# WORK REQUIRED:
From the entries below, please gather each line containing the string "harvoin".

--- START SUPPLIED RECORDS ---

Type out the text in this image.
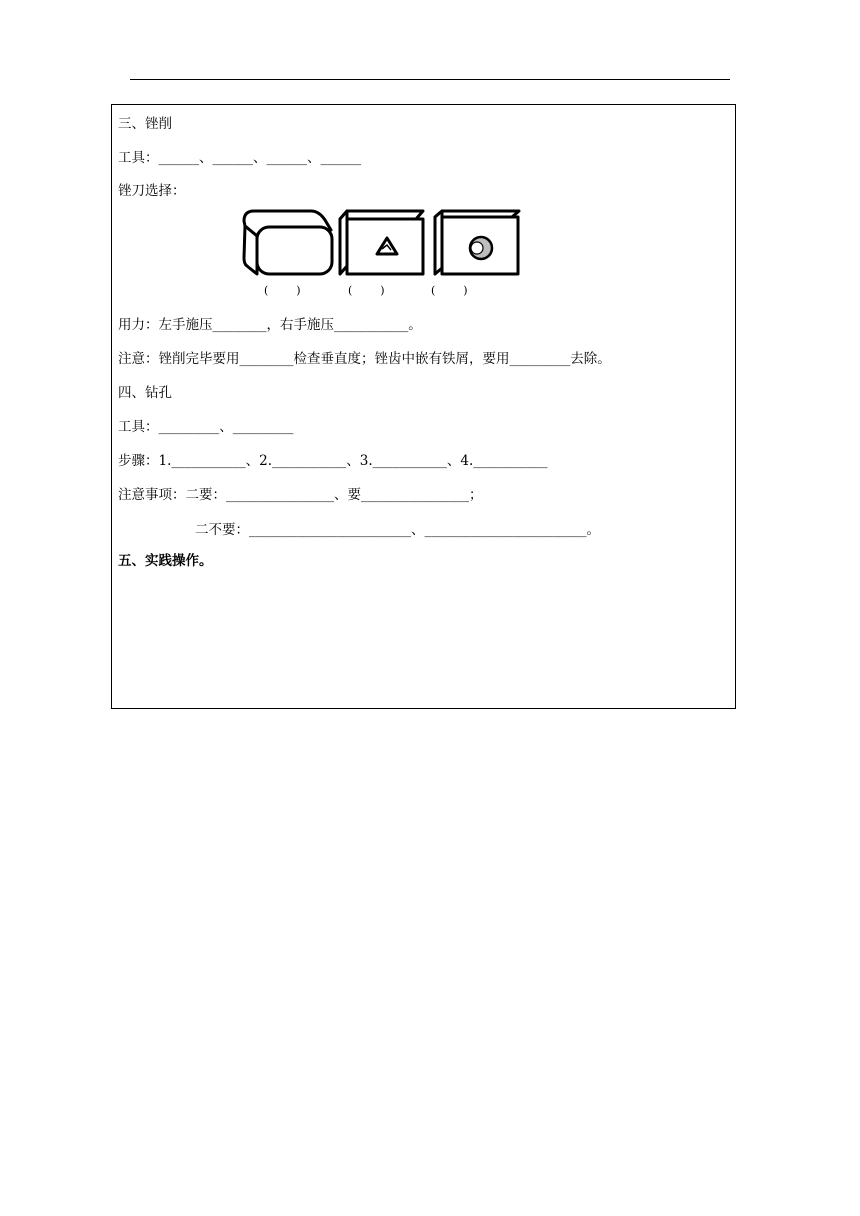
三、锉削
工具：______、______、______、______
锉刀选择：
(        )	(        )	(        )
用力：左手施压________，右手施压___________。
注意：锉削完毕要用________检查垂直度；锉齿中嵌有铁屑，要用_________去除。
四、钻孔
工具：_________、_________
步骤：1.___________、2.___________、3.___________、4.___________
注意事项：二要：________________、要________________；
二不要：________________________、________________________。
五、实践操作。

--- END SUPPLIED RECORDS ---
--- START SUPPLIED RECORDS ---

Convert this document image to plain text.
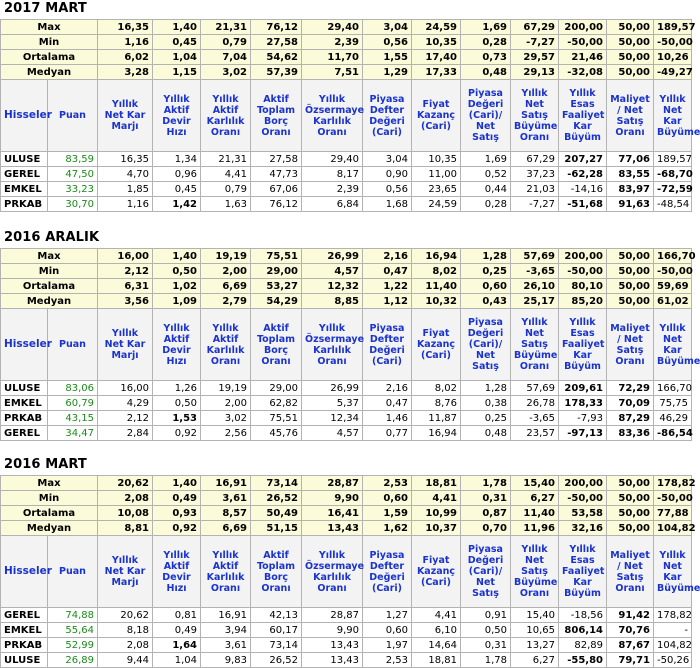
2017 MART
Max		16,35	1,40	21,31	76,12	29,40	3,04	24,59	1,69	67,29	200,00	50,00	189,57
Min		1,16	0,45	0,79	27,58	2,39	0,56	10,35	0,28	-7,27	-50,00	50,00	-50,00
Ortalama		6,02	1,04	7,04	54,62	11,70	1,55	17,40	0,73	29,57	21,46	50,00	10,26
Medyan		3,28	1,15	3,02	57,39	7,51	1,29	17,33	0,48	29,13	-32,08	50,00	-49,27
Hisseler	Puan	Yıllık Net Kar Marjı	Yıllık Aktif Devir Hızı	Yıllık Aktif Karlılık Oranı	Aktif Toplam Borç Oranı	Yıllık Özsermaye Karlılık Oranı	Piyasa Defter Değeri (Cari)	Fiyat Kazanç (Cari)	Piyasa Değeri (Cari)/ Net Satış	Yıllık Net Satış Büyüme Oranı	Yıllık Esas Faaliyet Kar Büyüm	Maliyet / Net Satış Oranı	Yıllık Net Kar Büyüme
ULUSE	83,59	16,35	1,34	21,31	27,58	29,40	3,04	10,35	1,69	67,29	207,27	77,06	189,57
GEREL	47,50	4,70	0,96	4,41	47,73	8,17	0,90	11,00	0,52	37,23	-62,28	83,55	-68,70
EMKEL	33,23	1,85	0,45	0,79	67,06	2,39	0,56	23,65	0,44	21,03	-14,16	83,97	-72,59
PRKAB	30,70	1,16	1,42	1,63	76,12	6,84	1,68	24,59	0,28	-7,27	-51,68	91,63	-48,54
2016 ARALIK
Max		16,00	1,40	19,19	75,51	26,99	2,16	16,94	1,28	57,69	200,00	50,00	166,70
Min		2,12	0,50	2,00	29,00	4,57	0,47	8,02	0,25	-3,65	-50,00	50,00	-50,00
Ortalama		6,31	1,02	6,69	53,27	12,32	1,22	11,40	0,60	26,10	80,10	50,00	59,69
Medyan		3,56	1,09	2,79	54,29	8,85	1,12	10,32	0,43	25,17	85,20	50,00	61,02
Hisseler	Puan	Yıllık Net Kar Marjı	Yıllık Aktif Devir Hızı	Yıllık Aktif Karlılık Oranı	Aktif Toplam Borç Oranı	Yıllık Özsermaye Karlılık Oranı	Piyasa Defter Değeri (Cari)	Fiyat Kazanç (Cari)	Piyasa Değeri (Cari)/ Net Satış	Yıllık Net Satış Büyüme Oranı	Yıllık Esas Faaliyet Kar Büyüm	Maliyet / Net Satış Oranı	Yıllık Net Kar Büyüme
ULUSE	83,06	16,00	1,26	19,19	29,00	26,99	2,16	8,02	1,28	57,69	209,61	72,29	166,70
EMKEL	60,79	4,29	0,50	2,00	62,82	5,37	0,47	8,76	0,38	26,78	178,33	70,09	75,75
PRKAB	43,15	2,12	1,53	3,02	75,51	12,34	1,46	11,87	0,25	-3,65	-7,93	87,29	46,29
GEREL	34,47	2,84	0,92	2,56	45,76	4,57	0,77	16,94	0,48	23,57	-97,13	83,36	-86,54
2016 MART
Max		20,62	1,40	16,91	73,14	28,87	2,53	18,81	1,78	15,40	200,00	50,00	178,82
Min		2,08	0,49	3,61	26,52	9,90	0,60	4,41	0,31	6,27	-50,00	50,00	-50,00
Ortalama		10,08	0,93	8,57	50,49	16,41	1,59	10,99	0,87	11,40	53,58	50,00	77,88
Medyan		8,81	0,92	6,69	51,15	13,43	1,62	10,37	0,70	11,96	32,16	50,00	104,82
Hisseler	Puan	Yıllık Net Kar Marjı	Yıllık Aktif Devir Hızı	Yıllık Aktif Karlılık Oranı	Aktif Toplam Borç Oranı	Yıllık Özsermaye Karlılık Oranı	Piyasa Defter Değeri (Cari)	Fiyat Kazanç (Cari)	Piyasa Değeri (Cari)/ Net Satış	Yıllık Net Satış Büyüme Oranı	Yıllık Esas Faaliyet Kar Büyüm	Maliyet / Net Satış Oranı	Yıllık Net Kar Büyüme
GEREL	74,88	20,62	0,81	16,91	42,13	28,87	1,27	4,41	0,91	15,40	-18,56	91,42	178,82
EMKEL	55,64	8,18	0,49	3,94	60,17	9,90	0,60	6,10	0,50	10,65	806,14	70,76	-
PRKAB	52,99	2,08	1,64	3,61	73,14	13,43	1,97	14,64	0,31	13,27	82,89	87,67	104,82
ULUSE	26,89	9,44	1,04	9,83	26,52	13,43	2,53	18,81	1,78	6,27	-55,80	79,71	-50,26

--- END SUPPLIED RECORDS ---
--- START SUPPLIED RECORDS ---

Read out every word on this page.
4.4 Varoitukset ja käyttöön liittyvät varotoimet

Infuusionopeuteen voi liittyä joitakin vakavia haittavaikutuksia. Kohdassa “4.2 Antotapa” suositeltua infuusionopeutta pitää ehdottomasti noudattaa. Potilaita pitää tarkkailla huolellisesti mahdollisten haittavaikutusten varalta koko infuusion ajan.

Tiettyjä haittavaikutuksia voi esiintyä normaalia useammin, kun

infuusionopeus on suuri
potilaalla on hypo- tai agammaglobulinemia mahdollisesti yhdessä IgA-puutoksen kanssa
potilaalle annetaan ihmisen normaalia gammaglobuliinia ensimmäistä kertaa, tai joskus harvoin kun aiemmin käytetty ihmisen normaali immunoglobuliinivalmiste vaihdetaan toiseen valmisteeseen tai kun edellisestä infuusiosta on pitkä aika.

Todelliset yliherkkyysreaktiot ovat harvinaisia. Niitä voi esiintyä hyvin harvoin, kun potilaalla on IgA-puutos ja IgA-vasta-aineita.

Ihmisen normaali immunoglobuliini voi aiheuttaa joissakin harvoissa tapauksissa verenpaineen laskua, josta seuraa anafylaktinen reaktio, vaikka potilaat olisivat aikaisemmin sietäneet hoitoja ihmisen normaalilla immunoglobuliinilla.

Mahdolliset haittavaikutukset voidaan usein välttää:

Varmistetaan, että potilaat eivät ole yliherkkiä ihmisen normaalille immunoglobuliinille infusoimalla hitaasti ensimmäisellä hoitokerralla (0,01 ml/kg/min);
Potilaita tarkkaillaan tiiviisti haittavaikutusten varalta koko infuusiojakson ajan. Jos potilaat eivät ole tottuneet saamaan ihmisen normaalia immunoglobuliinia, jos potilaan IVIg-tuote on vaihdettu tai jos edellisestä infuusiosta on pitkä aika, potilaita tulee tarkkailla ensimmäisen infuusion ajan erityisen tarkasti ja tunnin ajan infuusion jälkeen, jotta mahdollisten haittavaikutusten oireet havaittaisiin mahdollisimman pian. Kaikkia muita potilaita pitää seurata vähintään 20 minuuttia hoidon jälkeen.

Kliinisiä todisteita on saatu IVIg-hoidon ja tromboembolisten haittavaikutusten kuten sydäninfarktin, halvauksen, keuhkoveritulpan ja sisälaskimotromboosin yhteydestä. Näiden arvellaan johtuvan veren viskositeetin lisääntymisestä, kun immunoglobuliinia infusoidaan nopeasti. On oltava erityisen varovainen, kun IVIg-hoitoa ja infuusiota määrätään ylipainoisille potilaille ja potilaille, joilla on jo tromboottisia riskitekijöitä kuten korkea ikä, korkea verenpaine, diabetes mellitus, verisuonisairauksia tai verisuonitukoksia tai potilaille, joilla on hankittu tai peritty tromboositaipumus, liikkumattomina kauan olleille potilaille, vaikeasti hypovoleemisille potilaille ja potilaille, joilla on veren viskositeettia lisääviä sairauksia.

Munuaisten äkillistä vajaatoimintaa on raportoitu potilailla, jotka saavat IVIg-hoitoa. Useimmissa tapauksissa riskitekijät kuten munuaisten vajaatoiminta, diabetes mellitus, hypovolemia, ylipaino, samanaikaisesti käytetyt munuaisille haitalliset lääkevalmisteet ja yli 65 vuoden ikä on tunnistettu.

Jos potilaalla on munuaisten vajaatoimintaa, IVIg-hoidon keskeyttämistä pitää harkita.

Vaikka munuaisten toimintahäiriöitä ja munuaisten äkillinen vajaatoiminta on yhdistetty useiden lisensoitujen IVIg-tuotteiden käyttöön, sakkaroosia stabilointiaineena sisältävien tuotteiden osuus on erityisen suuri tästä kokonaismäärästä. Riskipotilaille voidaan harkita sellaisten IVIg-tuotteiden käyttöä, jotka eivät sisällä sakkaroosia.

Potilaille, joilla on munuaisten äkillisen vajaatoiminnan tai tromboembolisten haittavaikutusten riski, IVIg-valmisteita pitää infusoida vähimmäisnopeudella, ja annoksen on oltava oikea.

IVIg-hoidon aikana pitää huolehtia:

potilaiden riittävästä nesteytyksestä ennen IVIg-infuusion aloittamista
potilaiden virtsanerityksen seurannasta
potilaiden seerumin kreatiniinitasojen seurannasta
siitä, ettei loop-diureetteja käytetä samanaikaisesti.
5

--- END SUPPLIED RECORDS ---

# RESULT:
potilaalle annetaan ihmisen normaalia gammaglobuliinia ensimmäistä kertaa, tai joskus harvoin kun aiemmin käytetty ihmisen normaali immunoglobuliinivalmiste vaihdetaan toiseen valmisteeseen tai kun edellisestä infuusiosta on pitkä aika.
Todelliset yliherkkyysreaktiot ovat harvinaisia. Niitä voi esiintyä hyvin harvoin, kun potilaalla on IgA-puutos ja IgA-vasta-aineita.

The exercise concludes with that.